=== Record extracts ===

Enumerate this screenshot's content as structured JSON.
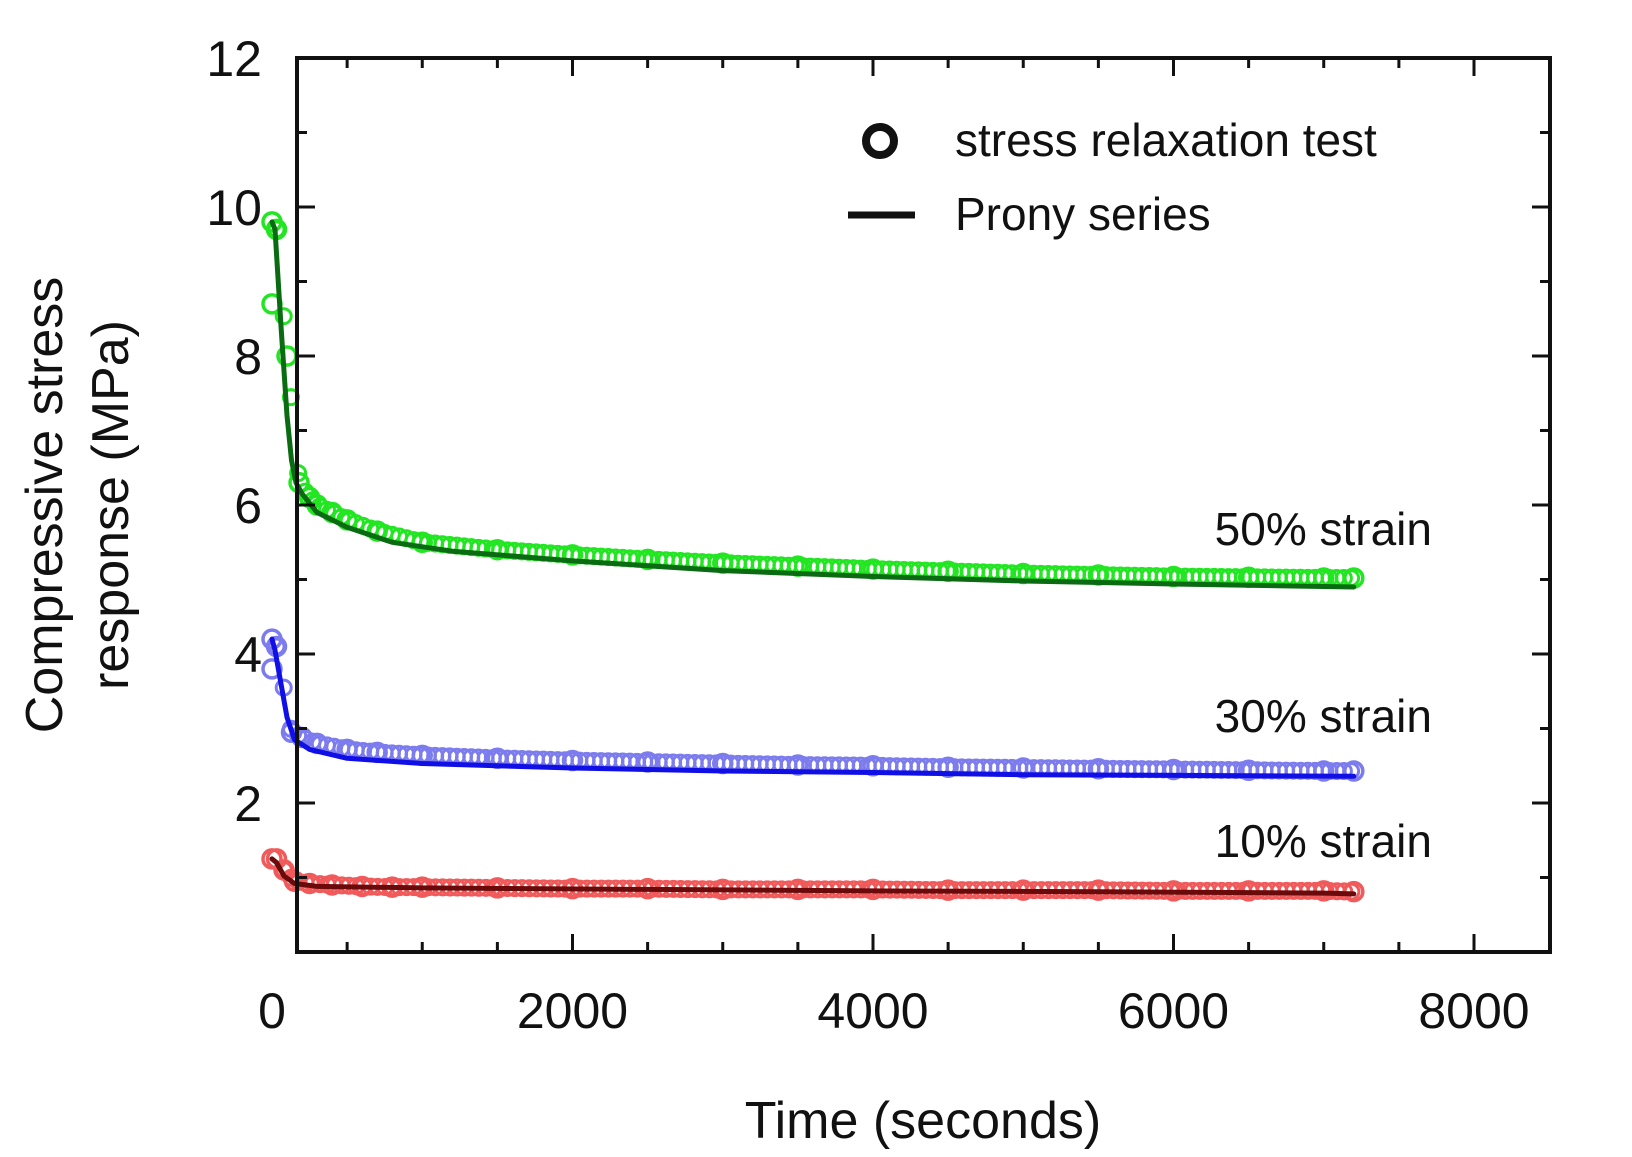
{
  "chart_data": {
    "type": "scatter",
    "title": "",
    "xlabel": "Time (seconds)",
    "ylabel_lines": [
      "Compressive stress",
      "response (MPa)"
    ],
    "xlim": [
      0,
      8000
    ],
    "ylim": [
      0,
      12
    ],
    "xticks": [
      0,
      2000,
      4000,
      6000,
      8000
    ],
    "yticks": [
      2,
      4,
      6,
      8,
      10,
      12
    ],
    "x_minor_step": 500,
    "y_minor_step": 1,
    "grid": false,
    "legend": {
      "placement": "top-right",
      "entries": [
        {
          "label": "stress relaxation test",
          "marker": "circle"
        },
        {
          "label": "Prony series",
          "marker": "line"
        }
      ]
    },
    "series": [
      {
        "label": "50% strain",
        "test_color": "#22e622",
        "fit_color": "#0a6b12",
        "test": [
          [
            0,
            8.7
          ],
          [
            0,
            9.8
          ],
          [
            30,
            9.7
          ],
          [
            100,
            8.0
          ],
          [
            180,
            6.3
          ],
          [
            250,
            6.1
          ],
          [
            300,
            6.0
          ],
          [
            400,
            5.9
          ],
          [
            500,
            5.8
          ],
          [
            700,
            5.65
          ],
          [
            1000,
            5.5
          ],
          [
            1500,
            5.4
          ],
          [
            2000,
            5.33
          ],
          [
            2500,
            5.27
          ],
          [
            3000,
            5.22
          ],
          [
            3500,
            5.18
          ],
          [
            4000,
            5.14
          ],
          [
            4500,
            5.11
          ],
          [
            5000,
            5.08
          ],
          [
            5500,
            5.06
          ],
          [
            6000,
            5.04
          ],
          [
            6500,
            5.03
          ],
          [
            7000,
            5.02
          ],
          [
            7200,
            5.02
          ]
        ],
        "fit": [
          [
            0,
            9.8
          ],
          [
            20,
            9.7
          ],
          [
            60,
            8.4
          ],
          [
            100,
            7.2
          ],
          [
            130,
            6.6
          ],
          [
            160,
            6.3
          ],
          [
            200,
            6.15
          ],
          [
            300,
            5.9
          ],
          [
            500,
            5.7
          ],
          [
            800,
            5.5
          ],
          [
            1200,
            5.38
          ],
          [
            2000,
            5.25
          ],
          [
            3000,
            5.12
          ],
          [
            4000,
            5.04
          ],
          [
            5000,
            4.98
          ],
          [
            6000,
            4.94
          ],
          [
            7200,
            4.9
          ]
        ]
      },
      {
        "label": "30% strain",
        "test_color": "#7c7cee",
        "fit_color": "#1010e6",
        "test": [
          [
            0,
            3.8
          ],
          [
            0,
            4.2
          ],
          [
            30,
            4.1
          ],
          [
            130,
            2.95
          ],
          [
            200,
            2.88
          ],
          [
            300,
            2.8
          ],
          [
            500,
            2.72
          ],
          [
            700,
            2.68
          ],
          [
            1000,
            2.64
          ],
          [
            1500,
            2.6
          ],
          [
            2000,
            2.57
          ],
          [
            2500,
            2.55
          ],
          [
            3000,
            2.53
          ],
          [
            3500,
            2.51
          ],
          [
            4000,
            2.5
          ],
          [
            4500,
            2.48
          ],
          [
            5000,
            2.47
          ],
          [
            5500,
            2.46
          ],
          [
            6000,
            2.45
          ],
          [
            6500,
            2.44
          ],
          [
            7000,
            2.43
          ],
          [
            7200,
            2.43
          ]
        ],
        "fit": [
          [
            0,
            4.2
          ],
          [
            20,
            4.05
          ],
          [
            60,
            3.6
          ],
          [
            100,
            3.15
          ],
          [
            150,
            2.85
          ],
          [
            250,
            2.72
          ],
          [
            500,
            2.6
          ],
          [
            1000,
            2.53
          ],
          [
            2000,
            2.47
          ],
          [
            3000,
            2.43
          ],
          [
            4000,
            2.41
          ],
          [
            5000,
            2.38
          ],
          [
            6000,
            2.37
          ],
          [
            7200,
            2.36
          ]
        ]
      },
      {
        "label": "10% strain",
        "test_color": "#f05a5a",
        "fit_color": "#6b0a0a",
        "test": [
          [
            0,
            1.25
          ],
          [
            30,
            1.25
          ],
          [
            80,
            1.1
          ],
          [
            150,
            0.95
          ],
          [
            250,
            0.92
          ],
          [
            400,
            0.9
          ],
          [
            600,
            0.88
          ],
          [
            800,
            0.87
          ],
          [
            1000,
            0.87
          ],
          [
            1500,
            0.86
          ],
          [
            2000,
            0.85
          ],
          [
            2500,
            0.85
          ],
          [
            3000,
            0.84
          ],
          [
            3500,
            0.84
          ],
          [
            4000,
            0.84
          ],
          [
            4500,
            0.83
          ],
          [
            5000,
            0.83
          ],
          [
            5500,
            0.83
          ],
          [
            6000,
            0.82
          ],
          [
            6500,
            0.82
          ],
          [
            7000,
            0.82
          ],
          [
            7200,
            0.81
          ]
        ],
        "fit": [
          [
            0,
            1.25
          ],
          [
            30,
            1.2
          ],
          [
            80,
            1.02
          ],
          [
            150,
            0.92
          ],
          [
            300,
            0.88
          ],
          [
            1000,
            0.86
          ],
          [
            2500,
            0.84
          ],
          [
            4000,
            0.82
          ],
          [
            5500,
            0.81
          ],
          [
            7000,
            0.79
          ],
          [
            7200,
            0.78
          ]
        ]
      }
    ]
  }
}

===

• Exercise brief:
Where a line in the entries holds "stress", copy that line.

• Solution to this exercise:
      "Compressive stress",
          "label": "stress relaxation test",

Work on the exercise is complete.